» Document extract
I found this guide quite useful (I located it on gentoo-wiki, but it seems to be the same). I have a few tips and pointers to add:

1. The Thunderbird problem is fixed by creating your own certificates, and using those. I will try to post the exact steps to do that in the next day or two (I am pressed fro time right now), but suffice it to say that I managed to locate the right general process (as suggested by another poster here) in The Virtual Mail How-To: http://www.gentoo.org/doc/en/virt-mail-howto.xml#doc_chap5 you have to change some filenames, and stuff, but it works pretty easily.

2. In order to relay to your ISP there is an additional postfix config line you need to add (unless I missed it somewhere here) to main.cf:

relayhost = [mailhost.isp.com]

Where mailhost.isp.com is your isp's mail server you wish to use (which matches the hostname in the saslpass file). The square brackets are important - they mean "do not look for the MX record for this host". If you don't put them, and your ISP has an MX record for their mailserver (mine did) you can end up with your mail trying to be routed through an entirely different system (which doesn't want to know about you).

Without this line, the system will use the smtp_sasl_auth info if it has to send mail to your isp, but will try to send each piece of mail directly to the host for the addressee, which is not relaying through your isp, is it?  :Smile: 

----------

## TheHermit

Tried making my own cert and that didn't work.

----------

## LiamRoutt

The Hermit: I noticed that you are getting messages which are different from the ones that most people (and I) were getting, so I'm sure your problem is of a different nature. One thing you might want to check is that you have compiled postifx and the auth packages with the correct USE flags. I found that I had inadvertently left off a few on my installation. I also chose to use -gdbm to force the use of berkley over gdbm (which seemed as though it was going to be a problem). The other thing I notice from your output is that your failure seems to be related to a match-string failure. You probably want to go line by line through the match string lines, chekcking the relevant portions of the postfix/main.cf to see whether you've made a typo or definied something that doesn't match your situation (different ip addresses for your subnet, for example)... Perhaps someone else has some more insight?

Anyway, here's my promised step-by-step on making the certs. Thunderbird would not connect (with an auth failure) before these steps, and was fine afterwards:

# cd /etc/ssl/

# nano -w openssl.cnf

In here you want to sent your defaults, if only because it will save you entering them again and again when you make other certs in the future. The defaults are part-way down in the file, after a lot of stuff you should leave alone. You can search for "countryName_default" and that should get you to the start of the section. Make sure you edit or add the *_default values, and not the others.

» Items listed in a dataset
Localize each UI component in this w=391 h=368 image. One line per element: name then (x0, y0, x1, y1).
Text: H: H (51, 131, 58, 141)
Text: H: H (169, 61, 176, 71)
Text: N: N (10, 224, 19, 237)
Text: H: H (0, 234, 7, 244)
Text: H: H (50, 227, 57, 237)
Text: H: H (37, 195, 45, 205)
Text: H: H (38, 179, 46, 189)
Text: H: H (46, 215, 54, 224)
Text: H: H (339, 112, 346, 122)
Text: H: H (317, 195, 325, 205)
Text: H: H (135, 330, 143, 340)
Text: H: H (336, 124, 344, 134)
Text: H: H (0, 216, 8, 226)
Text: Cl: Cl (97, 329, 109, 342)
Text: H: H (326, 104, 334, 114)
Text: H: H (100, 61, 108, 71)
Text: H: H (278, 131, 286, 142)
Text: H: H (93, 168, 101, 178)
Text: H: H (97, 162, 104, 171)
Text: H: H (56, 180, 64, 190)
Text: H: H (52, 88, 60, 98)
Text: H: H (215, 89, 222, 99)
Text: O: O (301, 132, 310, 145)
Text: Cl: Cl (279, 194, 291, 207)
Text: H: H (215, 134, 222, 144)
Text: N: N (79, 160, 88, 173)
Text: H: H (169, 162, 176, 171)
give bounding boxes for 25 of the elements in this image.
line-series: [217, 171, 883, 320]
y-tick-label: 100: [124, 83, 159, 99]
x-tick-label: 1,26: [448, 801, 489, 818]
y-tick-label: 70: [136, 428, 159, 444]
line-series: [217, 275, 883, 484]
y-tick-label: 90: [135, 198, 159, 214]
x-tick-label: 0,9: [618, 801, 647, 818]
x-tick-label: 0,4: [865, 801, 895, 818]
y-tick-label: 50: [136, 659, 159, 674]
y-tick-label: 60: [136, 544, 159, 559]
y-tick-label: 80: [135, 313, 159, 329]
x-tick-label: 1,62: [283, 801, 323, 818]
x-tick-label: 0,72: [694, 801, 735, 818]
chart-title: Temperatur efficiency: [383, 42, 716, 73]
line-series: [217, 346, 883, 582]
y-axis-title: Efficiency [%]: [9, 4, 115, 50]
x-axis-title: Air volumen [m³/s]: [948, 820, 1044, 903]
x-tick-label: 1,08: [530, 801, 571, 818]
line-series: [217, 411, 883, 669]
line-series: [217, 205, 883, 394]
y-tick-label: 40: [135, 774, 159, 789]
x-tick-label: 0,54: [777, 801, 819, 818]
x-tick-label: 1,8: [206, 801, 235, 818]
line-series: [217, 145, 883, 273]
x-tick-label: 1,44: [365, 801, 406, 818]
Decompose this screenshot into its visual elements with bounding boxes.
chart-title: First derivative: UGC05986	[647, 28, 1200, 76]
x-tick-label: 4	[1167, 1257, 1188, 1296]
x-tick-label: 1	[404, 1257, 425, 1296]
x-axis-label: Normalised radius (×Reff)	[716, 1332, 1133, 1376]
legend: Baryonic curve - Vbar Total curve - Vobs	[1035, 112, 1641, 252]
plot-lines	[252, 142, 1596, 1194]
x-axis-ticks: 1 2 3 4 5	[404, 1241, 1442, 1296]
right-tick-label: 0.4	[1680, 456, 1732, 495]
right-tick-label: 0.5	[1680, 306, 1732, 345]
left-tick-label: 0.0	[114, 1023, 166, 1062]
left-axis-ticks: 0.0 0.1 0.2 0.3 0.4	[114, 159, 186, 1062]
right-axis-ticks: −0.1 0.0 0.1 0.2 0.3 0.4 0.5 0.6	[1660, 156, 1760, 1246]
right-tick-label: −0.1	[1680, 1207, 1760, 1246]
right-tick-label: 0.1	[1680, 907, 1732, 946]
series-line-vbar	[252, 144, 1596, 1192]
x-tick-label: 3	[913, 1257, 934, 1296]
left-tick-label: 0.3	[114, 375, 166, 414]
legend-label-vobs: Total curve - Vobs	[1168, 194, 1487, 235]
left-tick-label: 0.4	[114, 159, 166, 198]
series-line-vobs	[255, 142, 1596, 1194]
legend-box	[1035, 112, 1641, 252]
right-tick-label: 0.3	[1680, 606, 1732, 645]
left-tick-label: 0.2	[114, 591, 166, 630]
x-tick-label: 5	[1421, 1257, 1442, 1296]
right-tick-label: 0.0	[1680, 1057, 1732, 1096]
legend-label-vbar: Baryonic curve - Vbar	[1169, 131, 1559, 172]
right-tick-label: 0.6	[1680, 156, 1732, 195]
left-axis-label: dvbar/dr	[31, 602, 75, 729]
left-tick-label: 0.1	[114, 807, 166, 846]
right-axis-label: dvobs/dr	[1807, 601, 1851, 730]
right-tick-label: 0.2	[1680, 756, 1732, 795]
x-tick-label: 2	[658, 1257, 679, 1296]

» Short exercise
Rewrite the Postfix mail relay thread from "2. In order" to "that didn't work.", replacing "mailhost.isp.com" with "smtp.example.net".

» Result for this exercise
2. In order to relay to your ISP there is an additional postfix config line you need to add (unless I missed it somewhere here) to main.cf:

relayhost = [smtp.example.net]

Where smtp.example.net is your isp's mail server you wish to use (which matches the hostname in the saslpass file). The square brackets are important - they mean "do not look for the MX record for this host". If you don't put them, and your ISP has an MX record for their mailserver (mine did) you can end up with your mail trying to be routed through an entirely different system (which doesn't want to know about you).

Without this line, the system will use the smtp_sasl_auth info if it has to send mail to your isp, but will try to send each piece of mail directly to the host for the addressee, which is not relaying through your isp, is it?  :Smile: 

----------

## TheHermit

Tried making my own cert and that didn't work.